## START DATA EXTRACT

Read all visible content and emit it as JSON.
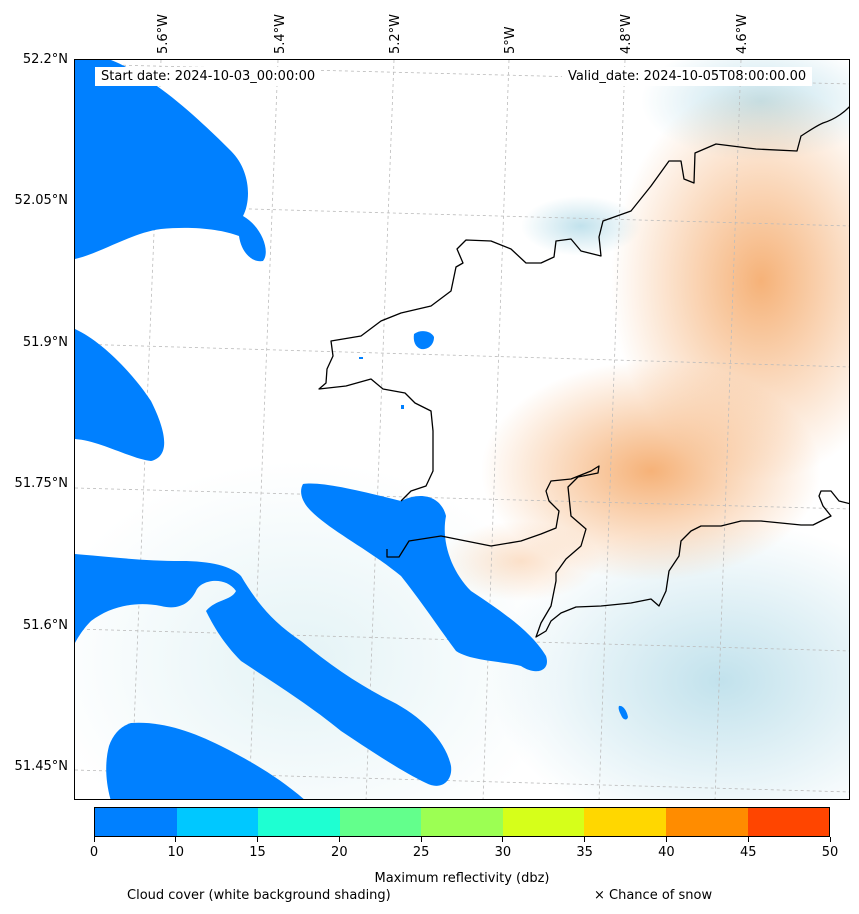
{
  "header": {
    "start_date": "Start date: 2024-10-03_00:00:00",
    "valid_date": "Valid_date: 2024-10-05T08:00:00.00"
  },
  "axes": {
    "longitude_labels": [
      "5.6°W",
      "5.4°W",
      "5.2°W",
      "5°W",
      "4.8°W",
      "4.6°W"
    ],
    "latitude_labels": [
      "52.2°N",
      "52.05°N",
      "51.9°N",
      "51.75°N",
      "51.6°N",
      "51.45°N"
    ]
  },
  "colorbar": {
    "title": "Maximum reflectivity (dbz)",
    "ticks": [
      "0",
      "10",
      "15",
      "20",
      "25",
      "30",
      "35",
      "40",
      "45",
      "50"
    ],
    "colors": [
      "#0080ff",
      "#00c8ff",
      "#1effd2",
      "#63ff8c",
      "#9cff53",
      "#d6ff1a",
      "#ffd700",
      "#ff8c00",
      "#ff4500"
    ]
  },
  "legend": {
    "cloud_cover": "Cloud cover (white background shading)",
    "snow": "× Chance of snow"
  },
  "colors": {
    "reflectivity_band": "#0080ff",
    "coastline": "#000000",
    "warm_shading": "#f4a460",
    "cool_shading": "#add8e6"
  }
}
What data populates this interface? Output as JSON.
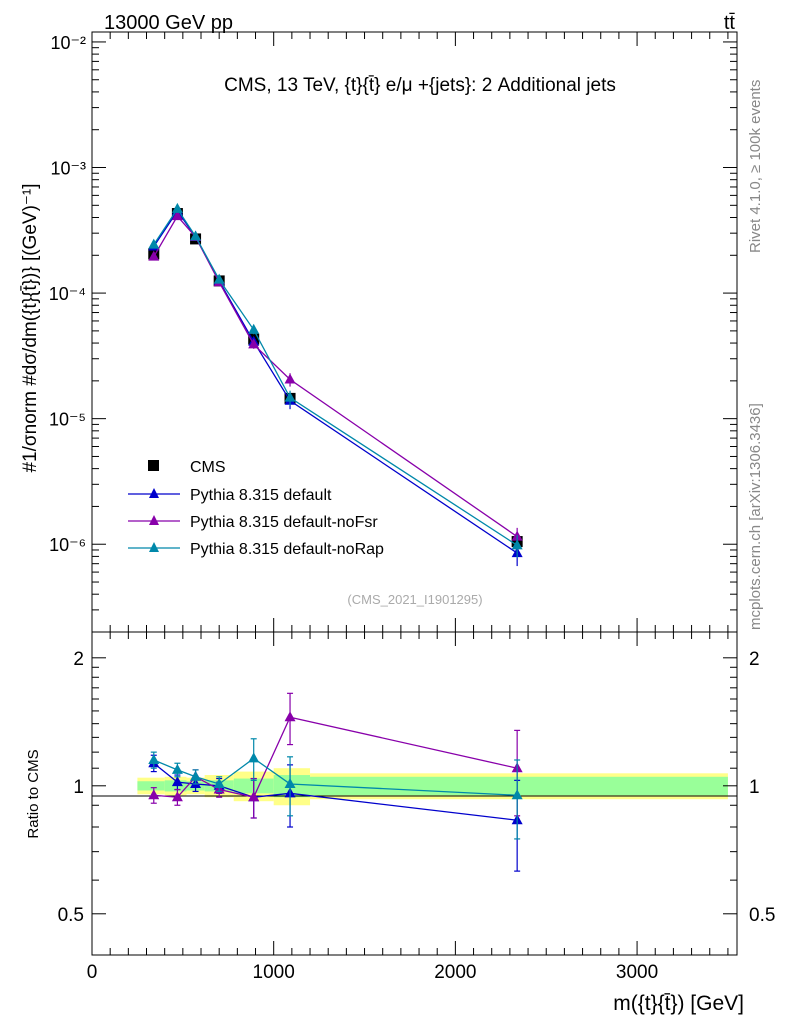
{
  "header": {
    "beam": "13000 GeV pp",
    "process": "tt̄"
  },
  "side": {
    "rivet": "Rivet 4.1.0, ≥ 100k events",
    "mcplots": "mcplots.cern.ch [arXiv:1306.3436]"
  },
  "colors": {
    "cms": "#000000",
    "default": "#0000cc",
    "noFsr": "#8800aa",
    "noRap": "#0088aa",
    "band_inner": "#99ff99",
    "band_outer": "#ffff88"
  },
  "chart_data": [
    {
      "type": "line",
      "title": "CMS, 13 TeV, {t}{t̄} e/μ +{jets}: 2 Additional jets",
      "analysis_tag": "(CMS_2021_I1901295)",
      "ylabel_text": "#1/σnorm #dσ/dm({t}{t̄})} [(GeV)⁻¹]",
      "yscale": "log",
      "ylim": [
        2e-07,
        0.012
      ],
      "xlim": [
        0,
        3550
      ],
      "yticks": [
        {
          "v": 0.01,
          "label": "10⁻²"
        },
        {
          "v": 0.001,
          "label": "10⁻³"
        },
        {
          "v": 0.0001,
          "label": "10⁻⁴"
        },
        {
          "v": 1e-05,
          "label": "10⁻⁵"
        },
        {
          "v": 1e-06,
          "label": "10⁻⁶"
        }
      ],
      "legend_position": "bottom-left",
      "series": [
        {
          "name": "CMS",
          "key": "cms",
          "marker": "square",
          "x": [
            340,
            470,
            570,
            700,
            890,
            1090,
            2340
          ],
          "y": [
            0.000205,
            0.00043,
            0.00027,
            0.000125,
            4.3e-05,
            1.45e-05,
            1.05e-06
          ],
          "err": [
            1.2e-05,
            2e-05,
            1.3e-05,
            6e-06,
            2.5e-06,
            1.5e-06,
            1e-07
          ]
        },
        {
          "name": "Pythia 8.315 default",
          "key": "default",
          "marker": "triangle",
          "x": [
            340,
            470,
            570,
            700,
            890,
            1090,
            2340
          ],
          "y": [
            0.000235,
            0.00045,
            0.00028,
            0.000125,
            4.1e-05,
            1.39e-05,
            8.5e-07
          ],
          "err": [
            8e-06,
            1e-05,
            8e-06,
            4e-06,
            3e-06,
            2e-06,
            1.8e-07
          ]
        },
        {
          "name": "Pythia 8.315 default-noFsr",
          "key": "noFsr",
          "marker": "triangle",
          "x": [
            340,
            470,
            570,
            700,
            890,
            1090,
            2340
          ],
          "y": [
            0.000195,
            0.00041,
            0.00028,
            0.000122,
            3.9e-05,
            2.05e-05,
            1.15e-06
          ],
          "err": [
            8e-06,
            1e-05,
            8e-06,
            4e-06,
            3e-06,
            2.5e-06,
            2e-07
          ]
        },
        {
          "name": "Pythia 8.315 default-noRap",
          "key": "noRap",
          "marker": "triangle",
          "x": [
            340,
            470,
            570,
            700,
            890,
            1090,
            2340
          ],
          "y": [
            0.000243,
            0.000468,
            0.000283,
            0.000128,
            5.1e-05,
            1.47e-05,
            9.8e-07
          ],
          "err": [
            8e-06,
            1e-05,
            8e-06,
            4e-06,
            4e-06,
            2e-06,
            2e-07
          ]
        }
      ]
    },
    {
      "type": "line",
      "ylabel": "Ratio to CMS",
      "xlabel": "m({t}{t̄}) [GeV]",
      "ylim": [
        0.4,
        2.3
      ],
      "yscale": "log",
      "xlim": [
        0,
        3550
      ],
      "xticks": [
        0,
        1000,
        2000,
        3000
      ],
      "yticks": [
        {
          "v": 0.5,
          "label": "0.5"
        },
        {
          "v": 1,
          "label": "1"
        },
        {
          "v": 2,
          "label": "2"
        }
      ],
      "bands": {
        "edges": [
          250,
          400,
          520,
          620,
          780,
          1000,
          1200,
          3500
        ],
        "inner": [
          0.025,
          0.03,
          0.025,
          0.03,
          0.04,
          0.06,
          0.05
        ],
        "outer": [
          0.045,
          0.05,
          0.045,
          0.06,
          0.08,
          0.1,
          0.07
        ]
      },
      "series": [
        {
          "name": "Pythia 8.315 default",
          "key": "default",
          "x": [
            340,
            470,
            570,
            700,
            890,
            1090,
            2340
          ],
          "y": [
            1.13,
            1.02,
            1.01,
            1.0,
            0.94,
            0.96,
            0.83
          ],
          "err": [
            0.05,
            0.04,
            0.04,
            0.04,
            0.1,
            0.16,
            0.2
          ]
        },
        {
          "name": "Pythia 8.315 default-noFsr",
          "key": "noFsr",
          "x": [
            340,
            470,
            570,
            700,
            890,
            1090,
            2340
          ],
          "y": [
            0.95,
            0.94,
            1.05,
            0.98,
            0.94,
            1.45,
            1.1
          ],
          "err": [
            0.04,
            0.04,
            0.04,
            0.04,
            0.1,
            0.2,
            0.25
          ]
        },
        {
          "name": "Pythia 8.315 default-noRap",
          "key": "noRap",
          "x": [
            340,
            470,
            570,
            700,
            890,
            1090,
            2340
          ],
          "y": [
            1.15,
            1.09,
            1.05,
            1.01,
            1.16,
            1.01,
            0.95
          ],
          "err": [
            0.05,
            0.04,
            0.04,
            0.04,
            0.13,
            0.16,
            0.2
          ]
        }
      ]
    }
  ]
}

## END DATA EXTRACT

_SHORT PROBLEM_
Reproduce every entry word for word, but skip any pictures.

_WORKED SOLUTION_
Read all visible content and emit it as JSON.
{
  "header": {
    "start_date": "Start date: 2024-10-03_00:00:00",
    "valid_date": "Valid_date: 2024-10-05T08:00:00.00"
  },
  "axes": {
    "longitude_labels": [
      "5.6°W",
      "5.4°W",
      "5.2°W",
      "5°W",
      "4.8°W",
      "4.6°W"
    ],
    "latitude_labels": [
      "52.2°N",
      "52.05°N",
      "51.9°N",
      "51.75°N",
      "51.6°N",
      "51.45°N"
    ]
  },
  "colorbar": {
    "title": "Maximum reflectivity (dbz)",
    "ticks": [
      "0",
      "10",
      "15",
      "20",
      "25",
      "30",
      "35",
      "40",
      "45",
      "50"
    ],
    "colors": [
      "#0080ff",
      "#00c8ff",
      "#1effd2",
      "#63ff8c",
      "#9cff53",
      "#d6ff1a",
      "#ffd700",
      "#ff8c00",
      "#ff4500"
    ]
  },
  "legend": {
    "cloud_cover": "Cloud cover (white background shading)",
    "snow": "× Chance of snow"
  },
  "colors": {
    "reflectivity_band": "#0080ff",
    "coastline": "#000000",
    "warm_shading": "#f4a460",
    "cool_shading": "#add8e6"
  }
}
What data populates this interface? Output as JSON.
{
  "header": {
    "beam": "13000 GeV pp",
    "process": "tt̄"
  },
  "side": {
    "rivet": "Rivet 4.1.0, ≥ 100k events",
    "mcplots": "mcplots.cern.ch [arXiv:1306.3436]"
  },
  "colors": {
    "cms": "#000000",
    "default": "#0000cc",
    "noFsr": "#8800aa",
    "noRap": "#0088aa",
    "band_inner": "#99ff99",
    "band_outer": "#ffff88"
  },
  "chart_data": [
    {
      "type": "line",
      "title": "CMS, 13 TeV, {t}{t̄} e/μ +{jets}: 2 Additional jets",
      "analysis_tag": "(CMS_2021_I1901295)",
      "ylabel_text": "#1/σnorm #dσ/dm({t}{t̄})} [(GeV)⁻¹]",
      "yscale": "log",
      "ylim": [
        2e-07,
        0.012
      ],
      "xlim": [
        0,
        3550
      ],
      "yticks": [
        {
          "v": 0.01,
          "label": "10⁻²"
        },
        {
          "v": 0.001,
          "label": "10⁻³"
        },
        {
          "v": 0.0001,
          "label": "10⁻⁴"
        },
        {
          "v": 1e-05,
          "label": "10⁻⁵"
        },
        {
          "v": 1e-06,
          "label": "10⁻⁶"
        }
      ],
      "legend_position": "bottom-left",
      "series": [
        {
          "name": "CMS",
          "key": "cms",
          "marker": "square",
          "x": [
            340,
            470,
            570,
            700,
            890,
            1090,
            2340
          ],
          "y": [
            0.000205,
            0.00043,
            0.00027,
            0.000125,
            4.3e-05,
            1.45e-05,
            1.05e-06
          ],
          "err": [
            1.2e-05,
            2e-05,
            1.3e-05,
            6e-06,
            2.5e-06,
            1.5e-06,
            1e-07
          ]
        },
        {
          "name": "Pythia 8.315 default",
          "key": "default",
          "marker": "triangle",
          "x": [
            340,
            470,
            570,
            700,
            890,
            1090,
            2340
          ],
          "y": [
            0.000235,
            0.00045,
            0.00028,
            0.000125,
            4.1e-05,
            1.39e-05,
            8.5e-07
          ],
          "err": [
            8e-06,
            1e-05,
            8e-06,
            4e-06,
            3e-06,
            2e-06,
            1.8e-07
          ]
        },
        {
          "name": "Pythia 8.315 default-noFsr",
          "key": "noFsr",
          "marker": "triangle",
          "x": [
            340,
            470,
            570,
            700,
            890,
            1090,
            2340
          ],
          "y": [
            0.000195,
            0.00041,
            0.00028,
            0.000122,
            3.9e-05,
            2.05e-05,
            1.15e-06
          ],
          "err": [
            8e-06,
            1e-05,
            8e-06,
            4e-06,
            3e-06,
            2.5e-06,
            2e-07
          ]
        },
        {
          "name": "Pythia 8.315 default-noRap",
          "key": "noRap",
          "marker": "triangle",
          "x": [
            340,
            470,
            570,
            700,
            890,
            1090,
            2340
          ],
          "y": [
            0.000243,
            0.000468,
            0.000283,
            0.000128,
            5.1e-05,
            1.47e-05,
            9.8e-07
          ],
          "err": [
            8e-06,
            1e-05,
            8e-06,
            4e-06,
            4e-06,
            2e-06,
            2e-07
          ]
        }
      ]
    },
    {
      "type": "line",
      "ylabel": "Ratio to CMS",
      "xlabel": "m({t}{t̄}) [GeV]",
      "ylim": [
        0.4,
        2.3
      ],
      "yscale": "log",
      "xlim": [
        0,
        3550
      ],
      "xticks": [
        0,
        1000,
        2000,
        3000
      ],
      "yticks": [
        {
          "v": 0.5,
          "label": "0.5"
        },
        {
          "v": 1,
          "label": "1"
        },
        {
          "v": 2,
          "label": "2"
        }
      ],
      "bands": {
        "edges": [
          250,
          400,
          520,
          620,
          780,
          1000,
          1200,
          3500
        ],
        "inner": [
          0.025,
          0.03,
          0.025,
          0.03,
          0.04,
          0.06,
          0.05
        ],
        "outer": [
          0.045,
          0.05,
          0.045,
          0.06,
          0.08,
          0.1,
          0.07
        ]
      },
      "series": [
        {
          "name": "Pythia 8.315 default",
          "key": "default",
          "x": [
            340,
            470,
            570,
            700,
            890,
            1090,
            2340
          ],
          "y": [
            1.13,
            1.02,
            1.01,
            1.0,
            0.94,
            0.96,
            0.83
          ],
          "err": [
            0.05,
            0.04,
            0.04,
            0.04,
            0.1,
            0.16,
            0.2
          ]
        },
        {
          "name": "Pythia 8.315 default-noFsr",
          "key": "noFsr",
          "x": [
            340,
            470,
            570,
            700,
            890,
            1090,
            2340
          ],
          "y": [
            0.95,
            0.94,
            1.05,
            0.98,
            0.94,
            1.45,
            1.1
          ],
          "err": [
            0.04,
            0.04,
            0.04,
            0.04,
            0.1,
            0.2,
            0.25
          ]
        },
        {
          "name": "Pythia 8.315 default-noRap",
          "key": "noRap",
          "x": [
            340,
            470,
            570,
            700,
            890,
            1090,
            2340
          ],
          "y": [
            1.15,
            1.09,
            1.05,
            1.01,
            1.16,
            1.01,
            0.95
          ],
          "err": [
            0.05,
            0.04,
            0.04,
            0.04,
            0.13,
            0.16,
            0.2
          ]
        }
      ]
    }
  ]
}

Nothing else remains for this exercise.